— GIVEN EXERCISE —
Find the lines that contain the word "ylabel" and copy each one.

— SUPPLIED RECORDS —
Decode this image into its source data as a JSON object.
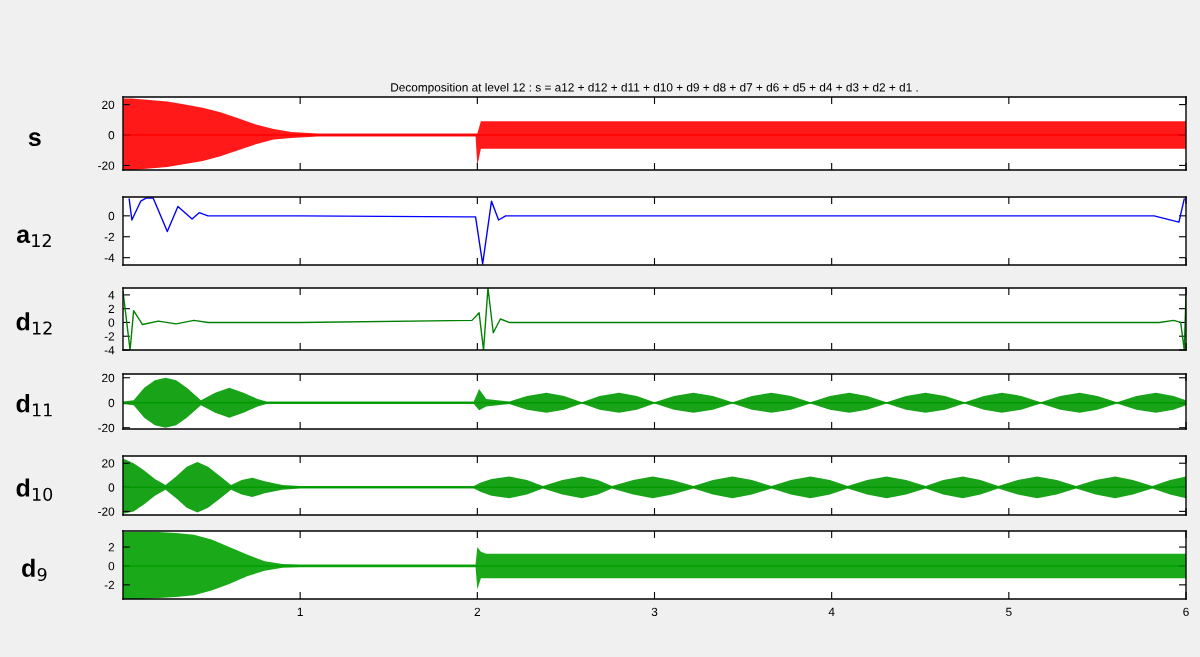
{
  "chart_data": [
    {
      "type": "line",
      "title": "Decomposition at level 12 : s = a12 + d12 + d11 + d10 + d9 + d8 + d7 + d6 + d5 + d4 + d3 + d2 + d1 .",
      "ylabel": "s",
      "xlim": [
        0,
        6
      ],
      "xticks": [
        1,
        2,
        3,
        4,
        5,
        6
      ],
      "ylim": [
        -23,
        25
      ],
      "yticks": [
        -20,
        0,
        20
      ],
      "tick_labels": "y",
      "x": [
        0,
        0.05,
        0.15,
        0.25,
        0.35,
        0.45,
        0.55,
        0.65,
        0.75,
        0.85,
        0.95,
        1.1,
        1.5,
        1.99,
        2.0,
        2.02,
        2.1,
        3,
        4,
        5,
        6
      ],
      "series": [
        {
          "color": "#ff0000",
          "values": [
            0,
            0,
            0,
            0,
            0,
            0,
            0,
            0,
            0,
            0,
            0,
            0,
            0,
            0,
            0,
            0,
            0,
            0,
            0,
            0,
            0
          ],
          "upper": [
            24,
            24,
            23,
            22,
            20,
            18,
            15,
            11,
            7,
            4,
            2,
            1,
            1,
            1,
            1,
            9,
            9,
            9,
            9,
            9,
            9
          ],
          "lower": [
            -23,
            -23,
            -22,
            -21,
            -19,
            -17,
            -14,
            -10,
            -6,
            -3,
            -2,
            -1,
            -1,
            -1,
            -20,
            -9,
            -9,
            -9,
            -9,
            -9,
            -9
          ]
        }
      ]
    },
    {
      "type": "line",
      "ylabel": "a$_{12}$",
      "xlim": [
        0,
        6
      ],
      "xticks": [
        1,
        2,
        3,
        4,
        5,
        6
      ],
      "ylim": [
        -4.7,
        1.8
      ],
      "yticks": [
        -4,
        -2,
        0
      ],
      "tick_labels": "y",
      "x": [
        0.035,
        0.05,
        0.1,
        0.13,
        0.17,
        0.2,
        0.25,
        0.31,
        0.35,
        0.39,
        0.43,
        0.48,
        1.0,
        1.94,
        1.99,
        2.03,
        2.08,
        2.12,
        2.16,
        2.5,
        5.82,
        5.96,
        5.99
      ],
      "series": [
        {
          "color": "#0000ff",
          "values": [
            1.6,
            -0.4,
            1.4,
            1.7,
            1.7,
            0.5,
            -1.5,
            0.9,
            0.3,
            -0.3,
            0.3,
            0,
            0,
            -0.1,
            -0.1,
            -4.6,
            1.4,
            -0.4,
            0,
            0,
            0,
            -0.6,
            1.6
          ]
        }
      ]
    },
    {
      "type": "line",
      "ylabel": "d$_{12}$",
      "xlim": [
        0,
        6
      ],
      "xticks": [
        1,
        2,
        3,
        4,
        5,
        6
      ],
      "ylim": [
        -4,
        5
      ],
      "yticks": [
        -4,
        -2,
        0,
        2,
        4
      ],
      "tick_labels": "y",
      "x": [
        0,
        0.04,
        0.06,
        0.11,
        0.2,
        0.3,
        0.4,
        0.48,
        1.0,
        1.97,
        2.01,
        2.035,
        2.06,
        2.09,
        2.13,
        2.18,
        3,
        5.85,
        5.93,
        5.97,
        5.99,
        6.0
      ],
      "series": [
        {
          "color": "#008000",
          "values": [
            4.5,
            -4,
            1.7,
            -0.3,
            0.2,
            -0.2,
            0.3,
            0,
            0,
            0.3,
            1.4,
            -4,
            5,
            -1.5,
            0.5,
            0,
            0,
            0,
            0.3,
            0,
            -4,
            4
          ]
        }
      ]
    },
    {
      "type": "line",
      "ylabel": "d$_{11}$",
      "xlim": [
        0,
        6
      ],
      "xticks": [
        1,
        2,
        3,
        4,
        5,
        6
      ],
      "ylim": [
        -21,
        23
      ],
      "yticks": [
        -20,
        0,
        20
      ],
      "tick_labels": "y",
      "x": [
        0,
        0.06,
        0.12,
        0.18,
        0.24,
        0.3,
        0.36,
        0.44,
        0.52,
        0.6,
        0.68,
        0.76,
        0.81,
        1.0,
        1.5,
        1.98,
        2.01,
        2.05,
        2.18,
        2.28,
        2.39,
        2.49,
        2.59,
        2.69,
        2.8,
        2.9,
        3.0,
        3.11,
        3.22,
        3.33,
        3.44,
        3.55,
        3.66,
        3.77,
        3.88,
        3.99,
        4.1,
        4.2,
        4.31,
        4.42,
        4.53,
        4.64,
        4.75,
        4.86,
        4.96,
        5.07,
        5.18,
        5.29,
        5.4,
        5.5,
        5.61,
        5.72,
        5.83,
        5.93,
        6.0
      ],
      "series": [
        {
          "color": "#009900",
          "values": [
            0,
            0,
            0,
            0,
            0,
            0,
            0,
            0,
            0,
            0,
            0,
            0,
            0,
            0,
            0,
            0,
            0,
            0,
            0,
            0,
            0,
            0,
            0,
            0,
            0,
            0,
            0,
            0,
            0,
            0,
            0,
            0,
            0,
            0,
            0,
            0,
            0,
            0,
            0,
            0,
            0,
            0,
            0,
            0,
            0,
            0,
            0,
            0,
            0,
            0,
            0,
            0,
            0,
            0,
            0
          ],
          "upper": [
            1,
            2,
            12,
            18,
            20,
            18,
            12,
            2,
            8,
            12,
            8,
            3,
            1,
            1,
            1,
            1,
            11,
            3,
            1,
            5.5,
            8,
            5.5,
            0.5,
            5.5,
            8,
            5.5,
            0.5,
            5.5,
            8,
            5.5,
            0.5,
            5.5,
            8,
            5.5,
            0.5,
            5.5,
            8,
            5.5,
            0.5,
            5.5,
            8,
            5.5,
            0.5,
            5.5,
            8,
            5.5,
            0.5,
            5.5,
            8,
            5.5,
            0.5,
            5.5,
            8,
            5.5,
            2
          ],
          "lower": [
            -1,
            -2,
            -12,
            -18,
            -20,
            -18,
            -12,
            -2,
            -8,
            -12,
            -8,
            -3,
            -1,
            -1,
            -1,
            -1,
            -6,
            -3,
            -1,
            -5.5,
            -8,
            -5.5,
            -0.5,
            -5.5,
            -8,
            -5.5,
            -0.5,
            -5.5,
            -8,
            -5.5,
            -0.5,
            -5.5,
            -8,
            -5.5,
            -0.5,
            -5.5,
            -8,
            -5.5,
            -0.5,
            -5.5,
            -8,
            -5.5,
            -0.5,
            -5.5,
            -8,
            -5.5,
            -0.5,
            -5.5,
            -8,
            -5.5,
            -0.5,
            -5.5,
            -8,
            -5.5,
            -2
          ]
        }
      ]
    },
    {
      "type": "line",
      "ylabel": "d$_{10}$",
      "xlim": [
        0,
        6
      ],
      "xticks": [
        1,
        2,
        3,
        4,
        5,
        6
      ],
      "ylim": [
        -23,
        26
      ],
      "yticks": [
        -20,
        0,
        20
      ],
      "tick_labels": "y",
      "x": [
        0,
        0.06,
        0.12,
        0.18,
        0.24,
        0.3,
        0.36,
        0.42,
        0.48,
        0.55,
        0.61,
        0.67,
        0.73,
        0.8,
        0.9,
        1.0,
        1.5,
        1.98,
        2.02,
        2.08,
        2.18,
        2.28,
        2.37,
        2.48,
        2.59,
        2.68,
        2.76,
        2.88,
        2.99,
        3.1,
        3.22,
        3.33,
        3.44,
        3.55,
        3.66,
        3.77,
        3.88,
        3.99,
        4.09,
        4.2,
        4.31,
        4.42,
        4.53,
        4.63,
        4.74,
        4.84,
        4.94,
        5.05,
        5.16,
        5.27,
        5.38,
        5.49,
        5.6,
        5.7,
        5.81,
        5.91,
        6.0
      ],
      "series": [
        {
          "color": "#009900",
          "values": [
            0,
            0,
            0,
            0,
            0,
            0,
            0,
            0,
            0,
            0,
            0,
            0,
            0,
            0,
            0,
            0,
            0,
            0,
            0,
            0,
            0,
            0,
            0,
            0,
            0,
            0,
            0,
            0,
            0,
            0,
            0,
            0,
            0,
            0,
            0,
            0,
            0,
            0,
            0,
            0,
            0,
            0,
            0,
            0,
            0,
            0,
            0,
            0,
            0,
            0,
            0,
            0,
            0,
            0,
            0,
            0,
            0
          ],
          "upper": [
            24,
            20,
            14,
            7,
            2,
            9,
            17,
            21,
            17,
            9,
            2,
            6,
            8,
            5,
            2,
            1,
            1,
            1,
            4,
            7,
            9,
            6,
            1,
            6,
            9,
            6,
            1,
            6,
            9,
            6,
            1,
            6,
            9,
            6,
            1,
            6,
            9,
            6,
            1,
            6,
            9,
            6,
            1,
            6,
            9,
            6,
            1,
            6,
            9,
            6,
            1,
            6,
            9,
            6,
            1,
            6,
            9
          ],
          "lower": [
            -22,
            -20,
            -14,
            -7,
            -2,
            -9,
            -17,
            -21,
            -17,
            -9,
            -2,
            -6,
            -8,
            -5,
            -2,
            -1,
            -1,
            -1,
            -4,
            -7,
            -9,
            -6,
            -1,
            -6,
            -9,
            -6,
            -1,
            -6,
            -9,
            -6,
            -1,
            -6,
            -9,
            -6,
            -1,
            -6,
            -9,
            -6,
            -1,
            -6,
            -9,
            -6,
            -1,
            -6,
            -9,
            -6,
            -1,
            -6,
            -9,
            -6,
            -1,
            -6,
            -9,
            -6,
            -1,
            -6,
            -9
          ]
        }
      ]
    },
    {
      "type": "line",
      "ylabel": "d$_{9}$",
      "xlim": [
        0,
        6
      ],
      "xticks": [
        1,
        2,
        3,
        4,
        5,
        6
      ],
      "ylim": [
        -3.5,
        3.7
      ],
      "yticks": [
        -2,
        0,
        2
      ],
      "x": [
        0,
        0.1,
        0.2,
        0.3,
        0.4,
        0.5,
        0.6,
        0.7,
        0.8,
        0.9,
        1.0,
        1.5,
        1.99,
        2.0,
        2.02,
        2.05,
        3,
        4,
        5,
        6
      ],
      "series": [
        {
          "color": "#00a000",
          "values": [
            0,
            0,
            0,
            0,
            0,
            0,
            0,
            0,
            0,
            0,
            0,
            0,
            0,
            0,
            0,
            0,
            0,
            0,
            0,
            0
          ],
          "upper": [
            3.6,
            3.6,
            3.6,
            3.5,
            3.3,
            2.8,
            2,
            1.2,
            0.5,
            0.2,
            0.15,
            0.15,
            0.15,
            2,
            1.5,
            1.3,
            1.3,
            1.3,
            1.3,
            1.3
          ],
          "lower": [
            -3.5,
            -3.5,
            -3.4,
            -3.3,
            -3.1,
            -2.6,
            -1.9,
            -1.1,
            -0.5,
            -0.2,
            -0.15,
            -0.15,
            -0.15,
            -2.5,
            -1.3,
            -1.3,
            -1.3,
            -1.3,
            -1.3,
            -1.3
          ]
        }
      ]
    }
  ]
}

— RESULT OF THIS EXERCISE —
      "ylabel": "s",
      "ylabel": "a$_{12}$",
      "ylabel": "d$_{12}$",
      "ylabel": "d$_{11}$",
      "ylabel": "d$_{10}$",
      "ylabel": "d$_{9}$",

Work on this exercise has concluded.